◆ TASK STATEMENT:
Read through the records below and copy each line that uses the word "this".

━━━ DATASET RECORDS ━━━

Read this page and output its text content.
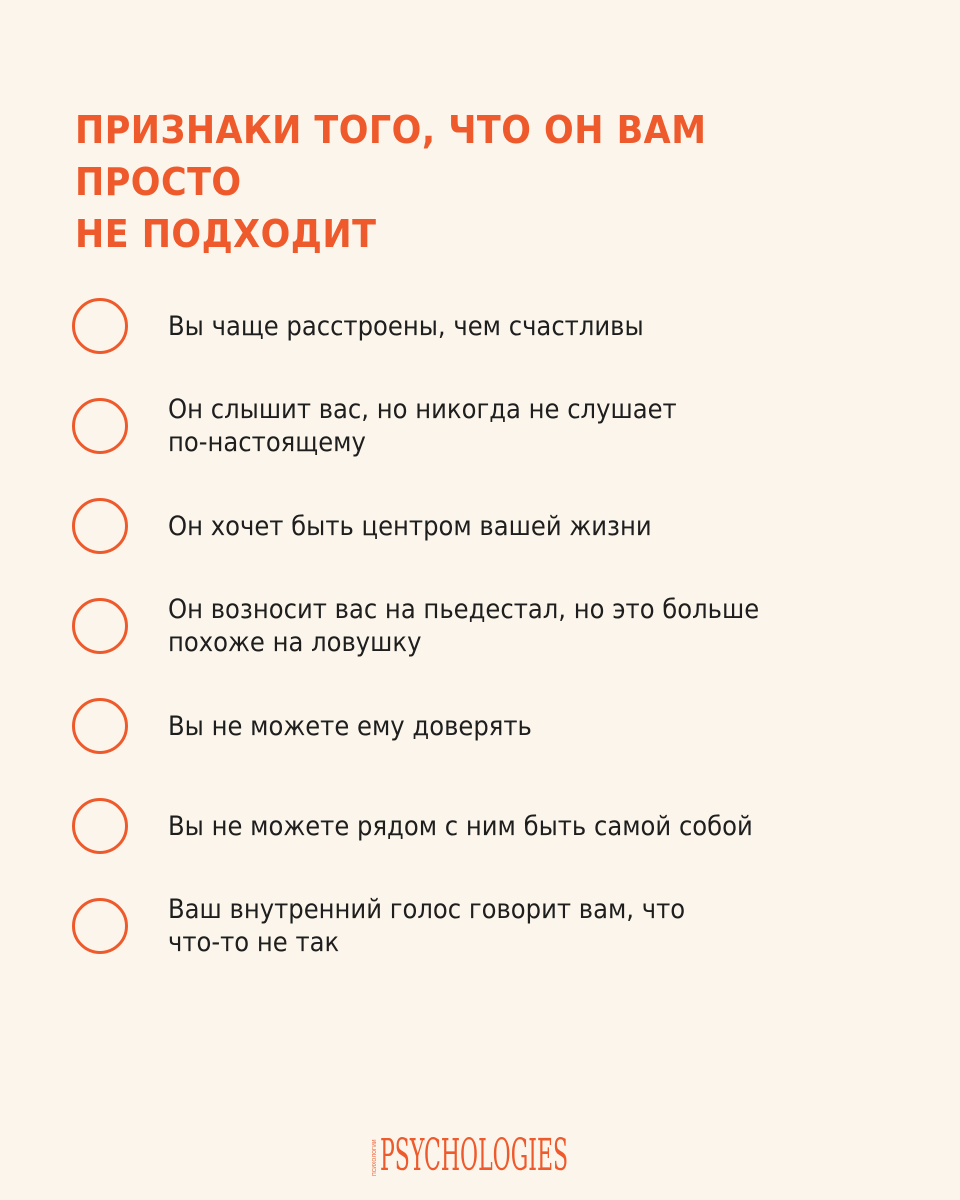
ПРИЗНАКИ ТОГО, ЧТО ОН ВАМ ПРОСТО
НЕ ПОДХОДИТ
Вы чаще расстроены, чем счастливы
Он слышит вас, но никогда не слушает
по-настоящему
Он хочет быть центром вашей жизни
Он возносит вас на пьедестал, но это больше
похоже на ловушку
Вы не можете ему доверять
Вы не можете рядом с ним быть самой собой
Ваш внутренний голос говорит вам, что
что-то не так
ПСИХОЛОГИИ PSYCHOLOGIES
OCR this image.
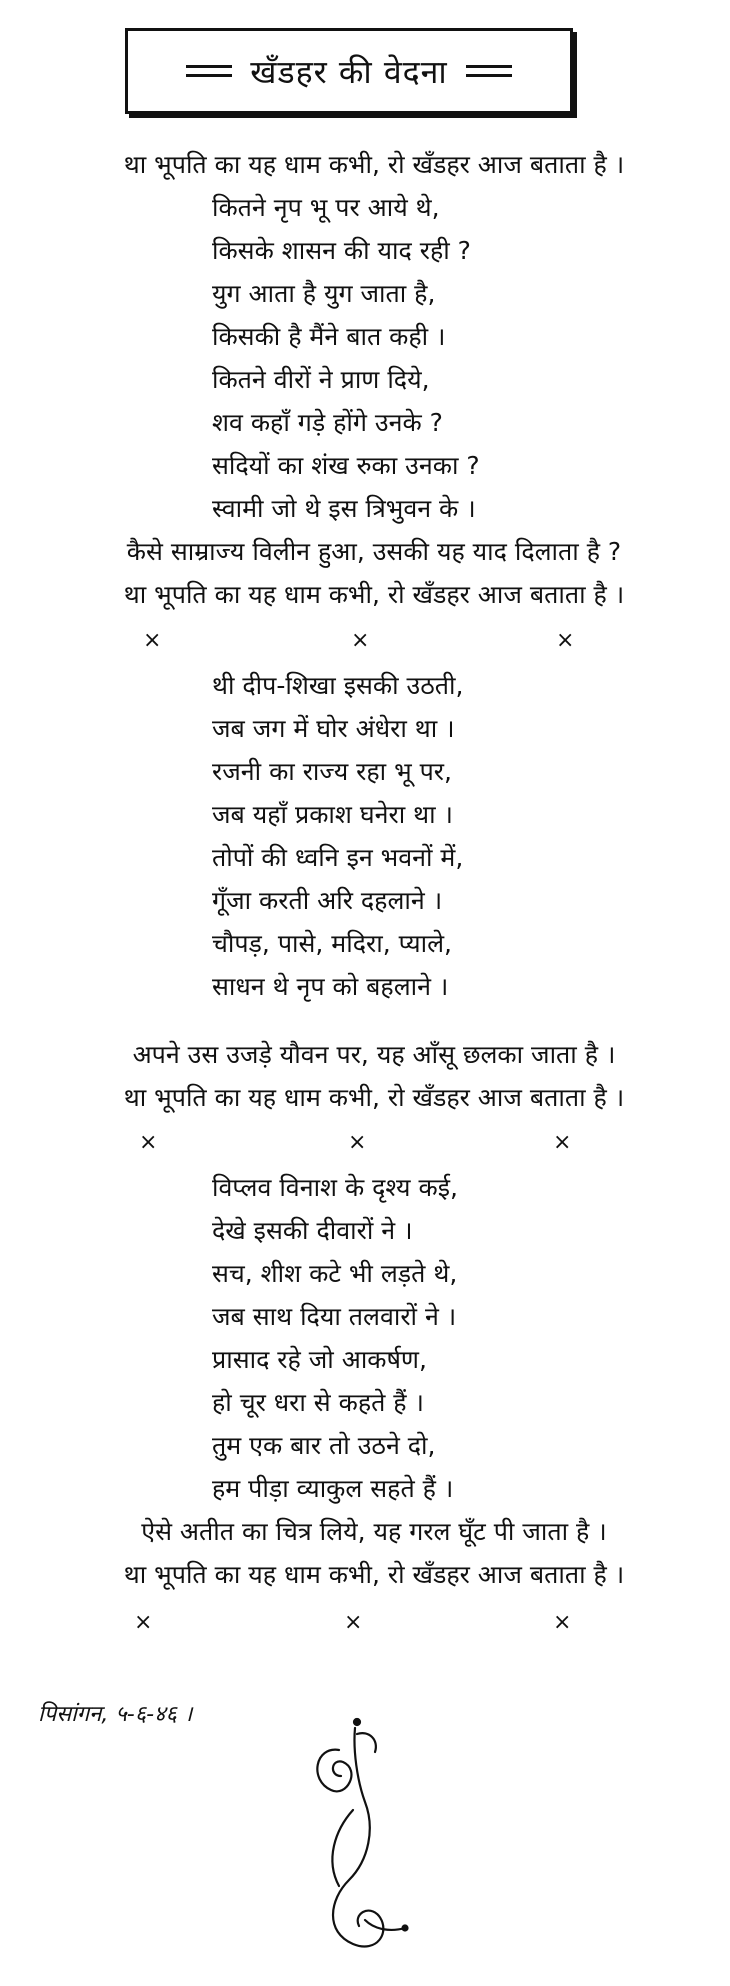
खँडहर की वेदना
था भूपति का यह धाम कभी, रो खँडहर आज बताता है ।
कितने नृप भू पर आये थे,
किसके शासन की याद रही ?
युग आता है युग जाता है,
किसकी है मैंने बात कही ।
कितने वीरों ने प्राण दिये,
शव कहाँ गड़े होंगे उनके ?
सदियों का शंख रुका उनका ?
स्वामी जो थे इस त्रिभुवन के ।
कैसे साम्राज्य विलीन हुआ, उसकी यह याद दिलाता है ?
था भूपति का यह धाम कभी, रो खँडहर आज बताता है ।
×	×	×
थी दीप-शिखा इसकी उठती,
जब जग में घोर अंधेरा था ।
रजनी का राज्य रहा भू पर,
जब यहाँ प्रकाश घनेरा था ।
तोपों की ध्वनि इन भवनों में,
गूँजा करती अरि दहलाने ।
चौपड़, पासे, मदिरा, प्याले,
साधन थे नृप को बहलाने ।
अपने उस उजड़े यौवन पर, यह आँसू छलका जाता है ।
था भूपति का यह धाम कभी, रो खँडहर आज बताता है ।
×	×	×
विप्लव विनाश के दृश्य कई,
देखे इसकी दीवारों ने ।
सच, शीश कटे भी लड़ते थे,
जब साथ दिया तलवारों ने ।
प्रासाद रहे जो आकर्षण,
हो चूर धरा से कहते हैं ।
तुम एक बार तो उठने दो,
हम पीड़ा व्याकुल सहते हैं ।
ऐसे अतीत का चित्र लिये, यह गरल घूँट पी जाता है ।
था भूपति का यह धाम कभी, रो खँडहर आज बताता है ।
×	×	×
पिसांगन, ५-६-४६ ।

━━━

◆ SOLUTION:
Read this page and output its text content.
OCR this image.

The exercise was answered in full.